* Items listed in a dataset *

○ ○ ○ ○

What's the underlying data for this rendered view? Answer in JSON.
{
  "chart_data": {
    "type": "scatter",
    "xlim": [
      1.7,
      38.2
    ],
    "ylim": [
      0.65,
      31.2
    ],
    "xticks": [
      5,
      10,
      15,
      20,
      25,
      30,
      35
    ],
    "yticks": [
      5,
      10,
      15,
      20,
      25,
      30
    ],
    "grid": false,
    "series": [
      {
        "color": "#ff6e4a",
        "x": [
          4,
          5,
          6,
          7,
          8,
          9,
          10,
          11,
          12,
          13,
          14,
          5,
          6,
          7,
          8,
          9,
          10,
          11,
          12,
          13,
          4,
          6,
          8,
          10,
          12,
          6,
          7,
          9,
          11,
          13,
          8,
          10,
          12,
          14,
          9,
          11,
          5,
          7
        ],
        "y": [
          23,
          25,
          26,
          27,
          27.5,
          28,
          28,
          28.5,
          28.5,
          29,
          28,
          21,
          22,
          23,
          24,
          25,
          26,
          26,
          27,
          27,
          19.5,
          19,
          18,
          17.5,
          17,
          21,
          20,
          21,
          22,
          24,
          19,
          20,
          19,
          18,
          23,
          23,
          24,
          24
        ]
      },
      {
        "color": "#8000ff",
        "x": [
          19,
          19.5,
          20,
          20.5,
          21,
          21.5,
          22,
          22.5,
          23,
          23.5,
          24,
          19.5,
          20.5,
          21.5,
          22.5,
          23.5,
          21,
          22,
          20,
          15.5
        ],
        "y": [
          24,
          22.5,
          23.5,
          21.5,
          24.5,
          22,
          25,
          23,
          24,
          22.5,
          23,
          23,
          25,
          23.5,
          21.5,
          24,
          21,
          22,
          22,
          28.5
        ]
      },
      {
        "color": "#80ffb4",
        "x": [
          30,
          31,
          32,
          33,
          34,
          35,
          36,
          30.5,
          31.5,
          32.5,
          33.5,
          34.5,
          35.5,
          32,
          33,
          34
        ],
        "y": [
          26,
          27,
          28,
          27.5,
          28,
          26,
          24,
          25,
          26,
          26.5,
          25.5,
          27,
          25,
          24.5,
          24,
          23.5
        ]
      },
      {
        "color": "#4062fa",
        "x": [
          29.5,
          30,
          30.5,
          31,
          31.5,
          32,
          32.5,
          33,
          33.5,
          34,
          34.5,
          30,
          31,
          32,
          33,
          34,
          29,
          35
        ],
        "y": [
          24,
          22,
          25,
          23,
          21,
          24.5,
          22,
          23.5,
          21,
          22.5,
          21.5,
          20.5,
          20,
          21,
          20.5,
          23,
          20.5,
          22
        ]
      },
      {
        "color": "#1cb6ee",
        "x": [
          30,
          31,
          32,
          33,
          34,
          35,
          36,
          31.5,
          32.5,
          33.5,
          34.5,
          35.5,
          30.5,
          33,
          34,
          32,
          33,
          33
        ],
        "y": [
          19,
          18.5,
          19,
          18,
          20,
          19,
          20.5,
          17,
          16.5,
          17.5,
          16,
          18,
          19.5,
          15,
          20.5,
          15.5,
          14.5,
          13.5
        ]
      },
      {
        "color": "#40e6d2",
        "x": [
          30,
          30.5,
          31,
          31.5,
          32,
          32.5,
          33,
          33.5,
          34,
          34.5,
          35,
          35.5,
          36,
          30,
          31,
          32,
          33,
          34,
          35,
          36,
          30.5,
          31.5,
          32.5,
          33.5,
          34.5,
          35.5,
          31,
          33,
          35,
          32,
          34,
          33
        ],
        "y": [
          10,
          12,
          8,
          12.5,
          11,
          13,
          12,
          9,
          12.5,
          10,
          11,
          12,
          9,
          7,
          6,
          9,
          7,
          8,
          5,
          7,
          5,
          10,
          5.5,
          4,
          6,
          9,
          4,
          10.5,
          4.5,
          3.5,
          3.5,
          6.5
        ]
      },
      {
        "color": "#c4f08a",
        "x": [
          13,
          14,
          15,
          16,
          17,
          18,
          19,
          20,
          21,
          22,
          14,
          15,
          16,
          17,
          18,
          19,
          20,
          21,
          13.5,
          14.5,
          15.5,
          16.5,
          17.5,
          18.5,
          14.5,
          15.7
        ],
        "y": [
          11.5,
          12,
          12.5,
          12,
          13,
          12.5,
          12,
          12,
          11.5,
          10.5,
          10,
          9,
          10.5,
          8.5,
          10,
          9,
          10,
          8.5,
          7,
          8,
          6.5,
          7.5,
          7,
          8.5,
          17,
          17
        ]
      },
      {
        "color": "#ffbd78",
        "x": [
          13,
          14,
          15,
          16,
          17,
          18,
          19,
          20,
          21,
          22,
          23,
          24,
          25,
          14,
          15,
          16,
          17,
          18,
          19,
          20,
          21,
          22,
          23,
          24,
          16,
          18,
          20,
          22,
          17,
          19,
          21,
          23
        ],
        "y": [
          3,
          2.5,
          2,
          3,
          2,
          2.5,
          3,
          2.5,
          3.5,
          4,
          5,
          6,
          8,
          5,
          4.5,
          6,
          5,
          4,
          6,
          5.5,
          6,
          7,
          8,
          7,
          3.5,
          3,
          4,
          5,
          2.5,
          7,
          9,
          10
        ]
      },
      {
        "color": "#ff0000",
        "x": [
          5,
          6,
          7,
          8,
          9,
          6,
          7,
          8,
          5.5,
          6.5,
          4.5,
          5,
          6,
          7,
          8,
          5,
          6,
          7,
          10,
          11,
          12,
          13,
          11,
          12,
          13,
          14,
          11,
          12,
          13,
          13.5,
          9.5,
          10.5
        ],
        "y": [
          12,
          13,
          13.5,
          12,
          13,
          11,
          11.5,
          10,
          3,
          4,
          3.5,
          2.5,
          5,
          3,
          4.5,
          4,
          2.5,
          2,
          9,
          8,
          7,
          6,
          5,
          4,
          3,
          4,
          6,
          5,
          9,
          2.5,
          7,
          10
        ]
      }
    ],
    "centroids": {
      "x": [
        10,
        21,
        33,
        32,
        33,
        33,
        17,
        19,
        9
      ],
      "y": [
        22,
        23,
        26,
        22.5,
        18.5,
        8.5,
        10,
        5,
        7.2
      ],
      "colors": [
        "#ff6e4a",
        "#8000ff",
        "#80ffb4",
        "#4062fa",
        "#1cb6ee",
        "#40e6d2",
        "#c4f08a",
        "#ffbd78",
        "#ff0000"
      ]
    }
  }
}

○ ○ ○ ○

* What needs to be done *
Using the data above, repeat every line exactly.

* Output for this task *
What's the underlying data for this rendered view? Answer in JSON.
{
  "chart_data": {
    "type": "scatter",
    "xlim": [
      1.7,
      38.2
    ],
    "ylim": [
      0.65,
      31.2
    ],
    "xticks": [
      5,
      10,
      15,
      20,
      25,
      30,
      35
    ],
    "yticks": [
      5,
      10,
      15,
      20,
      25,
      30
    ],
    "grid": false,
    "series": [
      {
        "color": "#ff6e4a",
        "x": [
          4,
          5,
          6,
          7,
          8,
          9,
          10,
          11,
          12,
          13,
          14,
          5,
          6,
          7,
          8,
          9,
          10,
          11,
          12,
          13,
          4,
          6,
          8,
          10,
          12,
          6,
          7,
          9,
          11,
          13,
          8,
          10,
          12,
          14,
          9,
          11,
          5,
          7
        ],
        "y": [
          23,
          25,
          26,
          27,
          27.5,
          28,
          28,
          28.5,
          28.5,
          29,
          28,
          21,
          22,
          23,
          24,
          25,
          26,
          26,
          27,
          27,
          19.5,
          19,
          18,
          17.5,
          17,
          21,
          20,
          21,
          22,
          24,
          19,
          20,
          19,
          18,
          23,
          23,
          24,
          24
        ]
      },
      {
        "color": "#8000ff",
        "x": [
          19,
          19.5,
          20,
          20.5,
          21,
          21.5,
          22,
          22.5,
          23,
          23.5,
          24,
          19.5,
          20.5,
          21.5,
          22.5,
          23.5,
          21,
          22,
          20,
          15.5
        ],
        "y": [
          24,
          22.5,
          23.5,
          21.5,
          24.5,
          22,
          25,
          23,
          24,
          22.5,
          23,
          23,
          25,
          23.5,
          21.5,
          24,
          21,
          22,
          22,
          28.5
        ]
      },
      {
        "color": "#80ffb4",
        "x": [
          30,
          31,
          32,
          33,
          34,
          35,
          36,
          30.5,
          31.5,
          32.5,
          33.5,
          34.5,
          35.5,
          32,
          33,
          34
        ],
        "y": [
          26,
          27,
          28,
          27.5,
          28,
          26,
          24,
          25,
          26,
          26.5,
          25.5,
          27,
          25,
          24.5,
          24,
          23.5
        ]
      },
      {
        "color": "#4062fa",
        "x": [
          29.5,
          30,
          30.5,
          31,
          31.5,
          32,
          32.5,
          33,
          33.5,
          34,
          34.5,
          30,
          31,
          32,
          33,
          34,
          29,
          35
        ],
        "y": [
          24,
          22,
          25,
          23,
          21,
          24.5,
          22,
          23.5,
          21,
          22.5,
          21.5,
          20.5,
          20,
          21,
          20.5,
          23,
          20.5,
          22
        ]
      },
      {
        "color": "#1cb6ee",
        "x": [
          30,
          31,
          32,
          33,
          34,
          35,
          36,
          31.5,
          32.5,
          33.5,
          34.5,
          35.5,
          30.5,
          33,
          34,
          32,
          33,
          33
        ],
        "y": [
          19,
          18.5,
          19,
          18,
          20,
          19,
          20.5,
          17,
          16.5,
          17.5,
          16,
          18,
          19.5,
          15,
          20.5,
          15.5,
          14.5,
          13.5
        ]
      },
      {
        "color": "#40e6d2",
        "x": [
          30,
          30.5,
          31,
          31.5,
          32,
          32.5,
          33,
          33.5,
          34,
          34.5,
          35,
          35.5,
          36,
          30,
          31,
          32,
          33,
          34,
          35,
          36,
          30.5,
          31.5,
          32.5,
          33.5,
          34.5,
          35.5,
          31,
          33,
          35,
          32,
          34,
          33
        ],
        "y": [
          10,
          12,
          8,
          12.5,
          11,
          13,
          12,
          9,
          12.5,
          10,
          11,
          12,
          9,
          7,
          6,
          9,
          7,
          8,
          5,
          7,
          5,
          10,
          5.5,
          4,
          6,
          9,
          4,
          10.5,
          4.5,
          3.5,
          3.5,
          6.5
        ]
      },
      {
        "color": "#c4f08a",
        "x": [
          13,
          14,
          15,
          16,
          17,
          18,
          19,
          20,
          21,
          22,
          14,
          15,
          16,
          17,
          18,
          19,
          20,
          21,
          13.5,
          14.5,
          15.5,
          16.5,
          17.5,
          18.5,
          14.5,
          15.7
        ],
        "y": [
          11.5,
          12,
          12.5,
          12,
          13,
          12.5,
          12,
          12,
          11.5,
          10.5,
          10,
          9,
          10.5,
          8.5,
          10,
          9,
          10,
          8.5,
          7,
          8,
          6.5,
          7.5,
          7,
          8.5,
          17,
          17
        ]
      },
      {
        "color": "#ffbd78",
        "x": [
          13,
          14,
          15,
          16,
          17,
          18,
          19,
          20,
          21,
          22,
          23,
          24,
          25,
          14,
          15,
          16,
          17,
          18,
          19,
          20,
          21,
          22,
          23,
          24,
          16,
          18,
          20,
          22,
          17,
          19,
          21,
          23
        ],
        "y": [
          3,
          2.5,
          2,
          3,
          2,
          2.5,
          3,
          2.5,
          3.5,
          4,
          5,
          6,
          8,
          5,
          4.5,
          6,
          5,
          4,
          6,
          5.5,
          6,
          7,
          8,
          7,
          3.5,
          3,
          4,
          5,
          2.5,
          7,
          9,
          10
        ]
      },
      {
        "color": "#ff0000",
        "x": [
          5,
          6,
          7,
          8,
          9,
          6,
          7,
          8,
          5.5,
          6.5,
          4.5,
          5,
          6,
          7,
          8,
          5,
          6,
          7,
          10,
          11,
          12,
          13,
          11,
          12,
          13,
          14,
          11,
          12,
          13,
          13.5,
          9.5,
          10.5
        ],
        "y": [
          12,
          13,
          13.5,
          12,
          13,
          11,
          11.5,
          10,
          3,
          4,
          3.5,
          2.5,
          5,
          3,
          4.5,
          4,
          2.5,
          2,
          9,
          8,
          7,
          6,
          5,
          4,
          3,
          4,
          6,
          5,
          9,
          2.5,
          7,
          10
        ]
      }
    ],
    "centroids": {
      "x": [
        10,
        21,
        33,
        32,
        33,
        33,
        17,
        19,
        9
      ],
      "y": [
        22,
        23,
        26,
        22.5,
        18.5,
        8.5,
        10,
        5,
        7.2
      ],
      "colors": [
        "#ff6e4a",
        "#8000ff",
        "#80ffb4",
        "#4062fa",
        "#1cb6ee",
        "#40e6d2",
        "#c4f08a",
        "#ffbd78",
        "#ff0000"
      ]
    }
  }
}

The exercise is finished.